- [Exercise] Extract each line bearing the word "Fonctionnement".
_ _ _
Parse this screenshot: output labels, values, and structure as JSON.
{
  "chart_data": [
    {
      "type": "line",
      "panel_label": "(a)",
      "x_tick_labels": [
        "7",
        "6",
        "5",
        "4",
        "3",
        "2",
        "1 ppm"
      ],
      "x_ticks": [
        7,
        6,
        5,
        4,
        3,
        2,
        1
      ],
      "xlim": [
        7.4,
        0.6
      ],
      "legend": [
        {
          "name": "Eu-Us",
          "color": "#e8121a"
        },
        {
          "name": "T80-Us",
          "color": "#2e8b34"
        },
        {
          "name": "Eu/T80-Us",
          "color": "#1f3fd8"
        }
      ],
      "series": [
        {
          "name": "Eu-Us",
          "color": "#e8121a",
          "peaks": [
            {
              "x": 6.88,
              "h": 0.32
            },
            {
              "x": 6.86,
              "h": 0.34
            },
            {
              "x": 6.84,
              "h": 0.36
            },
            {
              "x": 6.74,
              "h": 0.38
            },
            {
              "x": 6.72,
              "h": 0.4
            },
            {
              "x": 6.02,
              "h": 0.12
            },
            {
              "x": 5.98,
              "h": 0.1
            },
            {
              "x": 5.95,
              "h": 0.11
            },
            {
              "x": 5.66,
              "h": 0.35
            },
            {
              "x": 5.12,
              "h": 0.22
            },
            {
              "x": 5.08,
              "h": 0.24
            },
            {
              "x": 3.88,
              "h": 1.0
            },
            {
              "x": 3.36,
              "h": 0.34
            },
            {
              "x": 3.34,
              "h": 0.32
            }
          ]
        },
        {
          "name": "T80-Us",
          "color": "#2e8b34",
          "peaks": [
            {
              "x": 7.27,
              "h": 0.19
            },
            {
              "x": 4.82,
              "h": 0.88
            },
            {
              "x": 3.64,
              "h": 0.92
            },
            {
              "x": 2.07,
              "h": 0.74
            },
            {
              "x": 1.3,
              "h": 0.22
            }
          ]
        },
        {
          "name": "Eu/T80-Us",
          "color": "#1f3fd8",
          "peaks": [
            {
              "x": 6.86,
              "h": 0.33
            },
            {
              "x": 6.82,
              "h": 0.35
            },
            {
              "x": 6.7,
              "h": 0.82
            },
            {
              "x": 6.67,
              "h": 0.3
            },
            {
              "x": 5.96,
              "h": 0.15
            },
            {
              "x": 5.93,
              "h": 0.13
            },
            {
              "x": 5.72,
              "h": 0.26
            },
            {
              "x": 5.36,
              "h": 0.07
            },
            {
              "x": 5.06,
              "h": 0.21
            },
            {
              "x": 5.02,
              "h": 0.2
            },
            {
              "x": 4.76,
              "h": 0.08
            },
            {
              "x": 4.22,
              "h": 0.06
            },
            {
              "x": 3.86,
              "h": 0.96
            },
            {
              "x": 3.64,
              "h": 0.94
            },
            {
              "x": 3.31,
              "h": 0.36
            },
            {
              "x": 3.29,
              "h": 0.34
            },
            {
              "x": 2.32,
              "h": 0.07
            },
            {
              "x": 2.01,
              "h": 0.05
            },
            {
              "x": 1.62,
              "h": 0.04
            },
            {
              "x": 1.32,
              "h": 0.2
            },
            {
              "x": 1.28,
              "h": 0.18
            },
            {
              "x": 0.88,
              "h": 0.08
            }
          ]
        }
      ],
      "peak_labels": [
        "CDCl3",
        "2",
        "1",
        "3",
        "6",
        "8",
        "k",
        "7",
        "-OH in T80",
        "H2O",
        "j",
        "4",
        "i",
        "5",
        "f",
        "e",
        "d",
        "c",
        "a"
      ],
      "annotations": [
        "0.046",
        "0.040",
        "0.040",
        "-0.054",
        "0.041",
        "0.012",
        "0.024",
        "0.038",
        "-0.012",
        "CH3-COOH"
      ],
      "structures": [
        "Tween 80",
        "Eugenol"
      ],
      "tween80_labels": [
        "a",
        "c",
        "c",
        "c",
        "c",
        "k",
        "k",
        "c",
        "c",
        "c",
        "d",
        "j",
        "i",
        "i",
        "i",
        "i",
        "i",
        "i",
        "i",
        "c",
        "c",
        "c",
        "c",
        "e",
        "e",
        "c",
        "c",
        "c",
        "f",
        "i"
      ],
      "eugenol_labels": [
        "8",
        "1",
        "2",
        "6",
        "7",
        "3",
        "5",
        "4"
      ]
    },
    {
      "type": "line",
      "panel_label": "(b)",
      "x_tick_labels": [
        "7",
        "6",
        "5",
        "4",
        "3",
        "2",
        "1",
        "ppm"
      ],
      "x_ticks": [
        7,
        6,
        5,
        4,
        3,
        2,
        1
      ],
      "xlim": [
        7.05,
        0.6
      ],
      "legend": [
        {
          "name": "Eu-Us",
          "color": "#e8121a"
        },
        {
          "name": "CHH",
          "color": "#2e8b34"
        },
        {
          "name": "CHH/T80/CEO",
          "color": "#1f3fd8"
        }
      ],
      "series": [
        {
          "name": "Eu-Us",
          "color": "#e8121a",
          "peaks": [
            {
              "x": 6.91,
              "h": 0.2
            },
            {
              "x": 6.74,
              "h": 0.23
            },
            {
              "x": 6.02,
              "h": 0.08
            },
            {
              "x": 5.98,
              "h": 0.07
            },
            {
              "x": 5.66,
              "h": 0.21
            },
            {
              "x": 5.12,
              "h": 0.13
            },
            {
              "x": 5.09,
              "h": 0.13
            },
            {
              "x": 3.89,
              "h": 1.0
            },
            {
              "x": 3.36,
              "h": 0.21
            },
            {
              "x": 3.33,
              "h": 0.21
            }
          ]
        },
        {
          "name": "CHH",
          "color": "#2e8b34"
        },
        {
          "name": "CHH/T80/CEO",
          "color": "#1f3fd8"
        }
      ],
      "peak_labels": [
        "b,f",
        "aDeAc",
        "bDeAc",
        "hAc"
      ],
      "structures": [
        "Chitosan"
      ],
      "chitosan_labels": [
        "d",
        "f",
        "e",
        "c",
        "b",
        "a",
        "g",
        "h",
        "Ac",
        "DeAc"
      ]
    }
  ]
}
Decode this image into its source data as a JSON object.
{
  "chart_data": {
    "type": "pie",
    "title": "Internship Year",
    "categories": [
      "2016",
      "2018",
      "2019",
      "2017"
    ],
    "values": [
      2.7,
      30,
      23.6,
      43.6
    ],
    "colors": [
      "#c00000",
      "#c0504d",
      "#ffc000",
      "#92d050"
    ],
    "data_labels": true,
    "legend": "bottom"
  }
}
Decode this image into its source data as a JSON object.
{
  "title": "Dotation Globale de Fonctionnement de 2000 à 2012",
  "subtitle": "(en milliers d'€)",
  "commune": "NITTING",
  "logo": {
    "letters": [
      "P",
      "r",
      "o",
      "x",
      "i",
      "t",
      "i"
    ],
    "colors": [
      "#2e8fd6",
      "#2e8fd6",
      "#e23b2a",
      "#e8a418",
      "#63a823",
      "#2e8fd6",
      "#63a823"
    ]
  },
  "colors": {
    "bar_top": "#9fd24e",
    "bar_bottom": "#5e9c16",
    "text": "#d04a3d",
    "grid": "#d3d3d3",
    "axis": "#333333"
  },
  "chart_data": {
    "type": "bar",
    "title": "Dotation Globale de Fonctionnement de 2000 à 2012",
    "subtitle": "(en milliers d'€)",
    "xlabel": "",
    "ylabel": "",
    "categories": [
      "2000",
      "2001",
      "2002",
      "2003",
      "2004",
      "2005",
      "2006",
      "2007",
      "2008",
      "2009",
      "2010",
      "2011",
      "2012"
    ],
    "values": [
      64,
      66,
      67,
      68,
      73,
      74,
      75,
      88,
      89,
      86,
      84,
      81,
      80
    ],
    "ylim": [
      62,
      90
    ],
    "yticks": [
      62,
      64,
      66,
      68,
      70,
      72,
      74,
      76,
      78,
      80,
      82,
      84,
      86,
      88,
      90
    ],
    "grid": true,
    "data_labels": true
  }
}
_ _ _
- [Task output]
  "title": "Dotation Globale de Fonctionnement de 2000 à 2012",
    "title": "Dotation Globale de Fonctionnement de 2000 à 2012",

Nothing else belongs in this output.